TASK GOAL | Can you quote the lines below exactly, starting at the line with "Convert this document image to plain text." and going through the last one?

DATA FOR PROCESSING |
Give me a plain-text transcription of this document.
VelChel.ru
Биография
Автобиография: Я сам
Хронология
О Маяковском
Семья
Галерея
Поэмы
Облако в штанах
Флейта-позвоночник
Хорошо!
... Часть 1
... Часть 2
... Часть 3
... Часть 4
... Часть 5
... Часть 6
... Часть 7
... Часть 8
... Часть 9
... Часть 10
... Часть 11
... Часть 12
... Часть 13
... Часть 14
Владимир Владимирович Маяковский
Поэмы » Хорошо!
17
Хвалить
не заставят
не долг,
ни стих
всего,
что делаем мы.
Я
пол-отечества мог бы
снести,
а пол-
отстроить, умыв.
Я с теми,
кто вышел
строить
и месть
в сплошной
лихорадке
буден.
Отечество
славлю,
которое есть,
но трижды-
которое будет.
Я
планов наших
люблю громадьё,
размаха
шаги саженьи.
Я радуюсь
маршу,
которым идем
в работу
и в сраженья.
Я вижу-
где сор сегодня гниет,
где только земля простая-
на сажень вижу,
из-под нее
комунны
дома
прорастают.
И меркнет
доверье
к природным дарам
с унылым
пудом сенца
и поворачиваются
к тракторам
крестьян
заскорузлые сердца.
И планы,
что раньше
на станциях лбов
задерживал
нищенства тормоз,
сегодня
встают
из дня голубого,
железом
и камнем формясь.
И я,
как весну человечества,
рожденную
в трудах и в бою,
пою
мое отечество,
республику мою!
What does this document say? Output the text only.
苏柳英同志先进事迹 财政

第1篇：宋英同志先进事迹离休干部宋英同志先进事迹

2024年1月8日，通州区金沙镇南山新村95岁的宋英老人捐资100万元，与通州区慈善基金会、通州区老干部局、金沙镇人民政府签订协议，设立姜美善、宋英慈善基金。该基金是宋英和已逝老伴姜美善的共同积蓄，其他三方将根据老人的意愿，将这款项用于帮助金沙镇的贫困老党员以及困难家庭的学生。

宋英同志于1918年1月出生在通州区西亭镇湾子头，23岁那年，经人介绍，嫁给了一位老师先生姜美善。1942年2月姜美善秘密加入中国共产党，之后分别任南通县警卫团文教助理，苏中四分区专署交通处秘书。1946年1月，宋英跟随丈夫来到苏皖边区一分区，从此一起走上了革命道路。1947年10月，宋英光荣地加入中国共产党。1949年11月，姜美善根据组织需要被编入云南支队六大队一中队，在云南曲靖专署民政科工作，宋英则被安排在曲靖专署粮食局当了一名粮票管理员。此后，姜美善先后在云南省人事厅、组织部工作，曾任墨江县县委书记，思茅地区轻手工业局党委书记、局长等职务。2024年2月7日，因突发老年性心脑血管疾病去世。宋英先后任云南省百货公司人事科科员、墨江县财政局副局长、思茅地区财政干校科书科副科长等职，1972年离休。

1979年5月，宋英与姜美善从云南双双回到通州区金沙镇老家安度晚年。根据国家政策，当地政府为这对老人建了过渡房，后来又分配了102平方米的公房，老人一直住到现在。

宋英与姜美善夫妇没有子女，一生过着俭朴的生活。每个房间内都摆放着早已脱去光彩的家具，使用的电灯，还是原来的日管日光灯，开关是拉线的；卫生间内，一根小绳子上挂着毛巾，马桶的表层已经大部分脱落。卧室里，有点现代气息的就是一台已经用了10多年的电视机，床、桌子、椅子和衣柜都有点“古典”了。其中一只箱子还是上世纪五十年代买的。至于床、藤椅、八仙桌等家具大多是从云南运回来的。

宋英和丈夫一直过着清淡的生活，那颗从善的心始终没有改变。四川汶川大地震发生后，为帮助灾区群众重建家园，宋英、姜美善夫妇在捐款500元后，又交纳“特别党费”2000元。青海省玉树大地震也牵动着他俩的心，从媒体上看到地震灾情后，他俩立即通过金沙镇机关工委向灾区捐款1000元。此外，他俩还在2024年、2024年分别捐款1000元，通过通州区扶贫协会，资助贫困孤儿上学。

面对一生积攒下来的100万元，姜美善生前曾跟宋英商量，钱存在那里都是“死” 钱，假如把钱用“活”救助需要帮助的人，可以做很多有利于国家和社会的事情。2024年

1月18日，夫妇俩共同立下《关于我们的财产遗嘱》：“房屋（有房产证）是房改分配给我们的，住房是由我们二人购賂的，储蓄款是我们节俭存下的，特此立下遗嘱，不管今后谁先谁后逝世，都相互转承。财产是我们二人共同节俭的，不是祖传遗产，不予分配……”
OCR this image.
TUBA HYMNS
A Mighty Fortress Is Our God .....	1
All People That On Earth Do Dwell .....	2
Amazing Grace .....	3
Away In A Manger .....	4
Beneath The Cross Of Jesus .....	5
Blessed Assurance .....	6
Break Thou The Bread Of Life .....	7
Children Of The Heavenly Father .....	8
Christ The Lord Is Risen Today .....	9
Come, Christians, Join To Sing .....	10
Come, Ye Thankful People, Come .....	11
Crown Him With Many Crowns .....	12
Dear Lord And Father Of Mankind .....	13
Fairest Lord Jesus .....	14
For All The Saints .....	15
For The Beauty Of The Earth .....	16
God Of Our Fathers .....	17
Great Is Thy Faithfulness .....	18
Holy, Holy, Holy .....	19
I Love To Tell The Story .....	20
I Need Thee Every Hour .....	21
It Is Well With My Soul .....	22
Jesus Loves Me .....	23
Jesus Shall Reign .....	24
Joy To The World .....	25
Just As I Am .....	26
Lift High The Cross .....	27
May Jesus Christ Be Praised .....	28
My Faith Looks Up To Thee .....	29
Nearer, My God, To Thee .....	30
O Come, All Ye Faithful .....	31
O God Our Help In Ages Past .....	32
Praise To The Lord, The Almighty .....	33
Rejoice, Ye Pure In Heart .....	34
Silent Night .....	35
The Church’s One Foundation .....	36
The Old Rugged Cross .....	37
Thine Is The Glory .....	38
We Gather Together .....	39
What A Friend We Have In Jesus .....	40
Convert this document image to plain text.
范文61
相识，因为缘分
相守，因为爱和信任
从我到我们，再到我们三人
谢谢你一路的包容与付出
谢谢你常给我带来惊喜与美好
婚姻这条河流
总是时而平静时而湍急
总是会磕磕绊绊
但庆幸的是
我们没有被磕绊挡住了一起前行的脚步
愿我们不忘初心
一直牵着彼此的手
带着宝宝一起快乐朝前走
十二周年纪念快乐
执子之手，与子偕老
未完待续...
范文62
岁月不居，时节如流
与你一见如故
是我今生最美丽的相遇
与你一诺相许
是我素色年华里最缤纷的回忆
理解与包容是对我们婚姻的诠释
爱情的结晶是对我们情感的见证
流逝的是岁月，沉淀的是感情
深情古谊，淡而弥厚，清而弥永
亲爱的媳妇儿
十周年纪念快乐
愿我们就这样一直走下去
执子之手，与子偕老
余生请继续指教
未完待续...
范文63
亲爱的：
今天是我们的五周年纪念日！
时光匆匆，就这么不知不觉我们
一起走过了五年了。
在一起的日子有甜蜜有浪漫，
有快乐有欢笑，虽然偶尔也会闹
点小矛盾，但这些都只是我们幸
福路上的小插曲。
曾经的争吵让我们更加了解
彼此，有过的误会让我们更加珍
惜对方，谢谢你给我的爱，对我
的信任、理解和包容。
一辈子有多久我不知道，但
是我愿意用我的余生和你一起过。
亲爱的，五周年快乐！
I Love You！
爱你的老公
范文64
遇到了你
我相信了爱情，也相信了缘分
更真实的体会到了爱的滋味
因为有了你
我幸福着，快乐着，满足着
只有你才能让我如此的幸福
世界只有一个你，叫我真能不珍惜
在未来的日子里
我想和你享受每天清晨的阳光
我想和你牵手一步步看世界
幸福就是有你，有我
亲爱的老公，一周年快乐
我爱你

THE ANSWER |
Convert this document image to plain text.
范文61
相识，因为缘分
相守，因为爱和信任
从我到我们，再到我们三人
谢谢你一路的包容与付出
谢谢你常给我带来惊喜与美好
婚姻这条河流
总是时而平静时而湍急
总是会磕磕绊绊
但庆幸的是
我们没有被磕绊挡住了一起前行的脚步
愿我们不忘初心
一直牵着彼此的手
带着宝宝一起快乐朝前走
十二周年纪念快乐
执子之手，与子偕老
未完待续...
范文62
岁月不居，时节如流
与你一见如故
是我今生最美丽的相遇
与你一诺相许
是我素色年华里最缤纷的回忆
理解与包容是对我们婚姻的诠释
爱情的结晶是对我们情感的见证
流逝的是岁月，沉淀的是感情
深情古谊，淡而弥厚，清而弥永
亲爱的媳妇儿
十周年纪念快乐
愿我们就这样一直走下去
执子之手，与子偕老
余生请继续指教
未完待续...
范文63
亲爱的：
今天是我们的五周年纪念日！
时光匆匆，就这么不知不觉我们
一起走过了五年了。
在一起的日子有甜蜜有浪漫，
有快乐有欢笑，虽然偶尔也会闹
点小矛盾，但这些都只是我们幸
福路上的小插曲。
曾经的争吵让我们更加了解
彼此，有过的误会让我们更加珍
惜对方，谢谢你给我的爱，对我
的信任、理解和包容。
一辈子有多久我不知道，但
是我愿意用我的余生和你一起过。
亲爱的，五周年快乐！
I Love You！
爱你的老公
范文64
遇到了你
我相信了爱情，也相信了缘分
更真实的体会到了爱的滋味
因为有了你
我幸福着，快乐着，满足着
只有你才能让我如此的幸福
世界只有一个你，叫我真能不珍惜
在未来的日子里
我想和你享受每天清晨的阳光
我想和你牵手一步步看世界
幸福就是有你，有我
亲爱的老公，一周年快乐
我爱你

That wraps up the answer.